▶ **To do**:
Copy the lines below with each instance of "category-label" swapped for "section-label", keeping everything else the same.

>> begin

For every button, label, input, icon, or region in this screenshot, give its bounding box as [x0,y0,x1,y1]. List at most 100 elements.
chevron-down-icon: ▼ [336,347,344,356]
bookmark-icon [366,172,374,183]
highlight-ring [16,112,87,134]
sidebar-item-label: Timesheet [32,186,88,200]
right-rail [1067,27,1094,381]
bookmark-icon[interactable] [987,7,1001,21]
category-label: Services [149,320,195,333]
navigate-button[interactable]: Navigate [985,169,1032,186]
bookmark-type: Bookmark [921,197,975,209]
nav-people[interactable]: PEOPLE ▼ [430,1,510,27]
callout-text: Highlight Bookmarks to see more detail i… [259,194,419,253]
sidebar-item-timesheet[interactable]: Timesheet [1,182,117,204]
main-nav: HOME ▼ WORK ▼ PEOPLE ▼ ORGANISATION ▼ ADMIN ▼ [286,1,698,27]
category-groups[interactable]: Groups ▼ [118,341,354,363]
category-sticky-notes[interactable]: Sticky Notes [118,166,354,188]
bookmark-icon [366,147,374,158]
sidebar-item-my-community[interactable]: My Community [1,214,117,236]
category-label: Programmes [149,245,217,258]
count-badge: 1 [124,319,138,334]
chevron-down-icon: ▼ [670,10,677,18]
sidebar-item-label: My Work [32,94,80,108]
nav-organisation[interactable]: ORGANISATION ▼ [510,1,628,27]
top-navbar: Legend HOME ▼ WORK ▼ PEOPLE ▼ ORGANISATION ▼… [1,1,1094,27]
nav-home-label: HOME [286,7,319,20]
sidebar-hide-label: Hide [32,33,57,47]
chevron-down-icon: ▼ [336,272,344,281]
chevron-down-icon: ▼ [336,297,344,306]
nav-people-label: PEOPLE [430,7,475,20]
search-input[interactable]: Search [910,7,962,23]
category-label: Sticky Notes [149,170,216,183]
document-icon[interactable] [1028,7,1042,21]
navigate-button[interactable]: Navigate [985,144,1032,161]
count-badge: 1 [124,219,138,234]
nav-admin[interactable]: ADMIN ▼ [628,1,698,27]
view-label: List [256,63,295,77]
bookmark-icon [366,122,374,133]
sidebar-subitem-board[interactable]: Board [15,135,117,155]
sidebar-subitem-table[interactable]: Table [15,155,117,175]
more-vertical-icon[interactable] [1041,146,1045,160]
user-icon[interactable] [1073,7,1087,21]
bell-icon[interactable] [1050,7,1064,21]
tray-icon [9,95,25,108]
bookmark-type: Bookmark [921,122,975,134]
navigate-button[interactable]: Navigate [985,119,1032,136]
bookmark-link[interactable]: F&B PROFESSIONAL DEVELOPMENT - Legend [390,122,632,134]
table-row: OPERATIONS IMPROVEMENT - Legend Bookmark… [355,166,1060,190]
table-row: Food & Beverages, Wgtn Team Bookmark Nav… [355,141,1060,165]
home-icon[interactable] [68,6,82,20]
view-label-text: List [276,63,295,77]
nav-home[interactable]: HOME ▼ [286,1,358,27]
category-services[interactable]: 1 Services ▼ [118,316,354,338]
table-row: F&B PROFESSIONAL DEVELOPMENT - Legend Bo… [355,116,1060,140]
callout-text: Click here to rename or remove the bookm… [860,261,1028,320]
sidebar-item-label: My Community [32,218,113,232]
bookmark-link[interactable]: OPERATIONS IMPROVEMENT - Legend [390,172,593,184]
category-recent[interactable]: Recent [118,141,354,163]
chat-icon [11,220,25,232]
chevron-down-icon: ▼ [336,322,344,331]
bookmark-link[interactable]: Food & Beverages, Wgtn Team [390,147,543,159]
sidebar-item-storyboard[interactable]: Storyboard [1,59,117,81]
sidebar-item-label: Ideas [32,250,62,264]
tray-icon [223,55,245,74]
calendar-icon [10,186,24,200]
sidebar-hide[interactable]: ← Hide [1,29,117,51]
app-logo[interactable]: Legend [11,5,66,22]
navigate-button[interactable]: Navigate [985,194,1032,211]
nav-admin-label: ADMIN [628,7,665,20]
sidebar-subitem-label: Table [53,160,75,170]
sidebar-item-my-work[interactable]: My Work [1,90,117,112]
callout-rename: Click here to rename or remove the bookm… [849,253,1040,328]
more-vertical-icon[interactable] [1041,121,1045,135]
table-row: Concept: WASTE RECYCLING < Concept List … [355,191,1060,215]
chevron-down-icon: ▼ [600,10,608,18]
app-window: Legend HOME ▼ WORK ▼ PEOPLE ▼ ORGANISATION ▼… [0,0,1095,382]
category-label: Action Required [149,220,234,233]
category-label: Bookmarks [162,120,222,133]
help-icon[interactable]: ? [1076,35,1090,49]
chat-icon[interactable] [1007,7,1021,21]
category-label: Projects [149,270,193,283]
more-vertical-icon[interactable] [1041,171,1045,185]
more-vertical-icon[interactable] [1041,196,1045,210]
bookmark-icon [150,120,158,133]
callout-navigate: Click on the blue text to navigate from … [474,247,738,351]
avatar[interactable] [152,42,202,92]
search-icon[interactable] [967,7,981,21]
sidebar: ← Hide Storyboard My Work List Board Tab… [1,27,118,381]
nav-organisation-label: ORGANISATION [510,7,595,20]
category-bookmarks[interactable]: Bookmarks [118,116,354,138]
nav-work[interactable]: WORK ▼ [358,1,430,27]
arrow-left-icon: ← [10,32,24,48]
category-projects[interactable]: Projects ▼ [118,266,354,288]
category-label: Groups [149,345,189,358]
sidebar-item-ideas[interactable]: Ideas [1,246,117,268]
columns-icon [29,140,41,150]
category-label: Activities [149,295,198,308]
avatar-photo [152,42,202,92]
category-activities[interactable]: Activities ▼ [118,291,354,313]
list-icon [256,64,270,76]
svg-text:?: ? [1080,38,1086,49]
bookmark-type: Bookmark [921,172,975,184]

>> end

▶ **Correct result**:
For every button, label, input, icon, or region in this screenshot, give its bounding box as [x0,y0,x1,y1]. List at most 100 elements.
chevron-down-icon: ▼ [336,347,344,356]
bookmark-icon [366,172,374,183]
highlight-ring [16,112,87,134]
sidebar-item-label: Timesheet [32,186,88,200]
right-rail [1067,27,1094,381]
bookmark-icon[interactable] [987,7,1001,21]
section-label: Services [149,320,195,333]
navigate-button[interactable]: Navigate [985,169,1032,186]
bookmark-type: Bookmark [921,197,975,209]
nav-people[interactable]: PEOPLE ▼ [430,1,510,27]
callout-text: Highlight Bookmarks to see more detail i… [259,194,419,253]
sidebar-item-timesheet[interactable]: Timesheet [1,182,117,204]
main-nav: HOME ▼ WORK ▼ PEOPLE ▼ ORGANISATION ▼ ADMIN ▼ [286,1,698,27]
category-groups[interactable]: Groups ▼ [118,341,354,363]
category-sticky-notes[interactable]: Sticky Notes [118,166,354,188]
bookmark-icon [366,147,374,158]
sidebar-item-my-community[interactable]: My Community [1,214,117,236]
section-label: Programmes [149,245,217,258]
count-badge: 1 [124,319,138,334]
chevron-down-icon: ▼ [670,10,677,18]
sidebar-item-label: My Work [32,94,80,108]
nav-organisation[interactable]: ORGANISATION ▼ [510,1,628,27]
top-navbar: Legend HOME ▼ WORK ▼ PEOPLE ▼ ORGANISATION ▼… [1,1,1094,27]
nav-home-label: HOME [286,7,319,20]
sidebar-hide-label: Hide [32,33,57,47]
chevron-down-icon: ▼ [336,272,344,281]
chevron-down-icon: ▼ [336,297,344,306]
nav-people-label: PEOPLE [430,7,475,20]
search-input[interactable]: Search [910,7,962,23]
section-label: Sticky Notes [149,170,216,183]
document-icon[interactable] [1028,7,1042,21]
navigate-button[interactable]: Navigate [985,144,1032,161]
count-badge: 1 [124,219,138,234]
nav-admin[interactable]: ADMIN ▼ [628,1,698,27]
view-label: List [256,63,295,77]
bookmark-icon [366,122,374,133]
sidebar-subitem-board[interactable]: Board [15,135,117,155]
sidebar-subitem-table[interactable]: Table [15,155,117,175]
more-vertical-icon[interactable] [1041,146,1045,160]
user-icon[interactable] [1073,7,1087,21]
bell-icon[interactable] [1050,7,1064,21]
tray-icon [9,95,25,108]
bookmark-type: Bookmark [921,122,975,134]
navigate-button[interactable]: Navigate [985,119,1032,136]
bookmark-link[interactable]: F&B PROFESSIONAL DEVELOPMENT - Legend [390,122,632,134]
table-row: OPERATIONS IMPROVEMENT - Legend Bookmark… [355,166,1060,190]
table-row: Food & Beverages, Wgtn Team Bookmark Nav… [355,141,1060,165]
home-icon[interactable] [68,6,82,20]
view-label-text: List [276,63,295,77]
nav-home[interactable]: HOME ▼ [286,1,358,27]
category-services[interactable]: 1 Services ▼ [118,316,354,338]
table-row: F&B PROFESSIONAL DEVELOPMENT - Legend Bo… [355,116,1060,140]
callout-text: Click here to rename or remove the bookm… [860,261,1028,320]
sidebar-item-label: My Community [32,218,113,232]
bookmark-link[interactable]: OPERATIONS IMPROVEMENT - Legend [390,172,593,184]
category-recent[interactable]: Recent [118,141,354,163]
chat-icon [11,220,25,232]
chevron-down-icon: ▼ [336,322,344,331]
bookmark-link[interactable]: Food & Beverages, Wgtn Team [390,147,543,159]
sidebar-item-storyboard[interactable]: Storyboard [1,59,117,81]
sidebar-item-label: Ideas [32,250,62,264]
tray-icon [223,55,245,74]
calendar-icon [10,186,24,200]
sidebar-hide[interactable]: ← Hide [1,29,117,51]
app-logo[interactable]: Legend [11,5,66,22]
navigate-button[interactable]: Navigate [985,194,1032,211]
nav-admin-label: ADMIN [628,7,665,20]
sidebar-subitem-label: Table [53,160,75,170]
sidebar-item-my-work[interactable]: My Work [1,90,117,112]
callout-rename: Click here to rename or remove the bookm… [849,253,1040,328]
more-vertical-icon[interactable] [1041,121,1045,135]
table-row: Concept: WASTE RECYCLING < Concept List … [355,191,1060,215]
chevron-down-icon: ▼ [600,10,608,18]
app-window: Legend HOME ▼ WORK ▼ PEOPLE ▼ ORGANISATION ▼… [0,0,1095,382]
section-label: Action Required [149,220,234,233]
section-label: Bookmarks [162,120,222,133]
help-icon[interactable]: ? [1076,35,1090,49]
chat-icon[interactable] [1007,7,1021,21]
section-label: Projects [149,270,193,283]
more-vertical-icon[interactable] [1041,171,1045,185]
more-vertical-icon[interactable] [1041,196,1045,210]
bookmark-icon [150,120,158,133]
callout-navigate: Click on the blue text to navigate from … [474,247,738,351]
avatar[interactable] [152,42,202,92]
search-icon[interactable] [967,7,981,21]
sidebar: ← Hide Storyboard My Work List Board Tab… [1,27,118,381]
nav-organisation-label: ORGANISATION [510,7,595,20]
category-bookmarks[interactable]: Bookmarks [118,116,354,138]
nav-work[interactable]: WORK ▼ [358,1,430,27]
arrow-left-icon: ← [10,32,24,48]
category-projects[interactable]: Projects ▼ [118,266,354,288]
section-label: Groups [149,345,189,358]
sidebar-item-ideas[interactable]: Ideas [1,246,117,268]
columns-icon [29,140,41,150]
section-label: Activities [149,295,198,308]
avatar-photo [152,42,202,92]
category-activities[interactable]: Activities ▼ [118,291,354,313]
list-icon [256,64,270,76]
svg-text:?: ? [1080,38,1086,49]
bookmark-type: Bookmark [921,172,975,184]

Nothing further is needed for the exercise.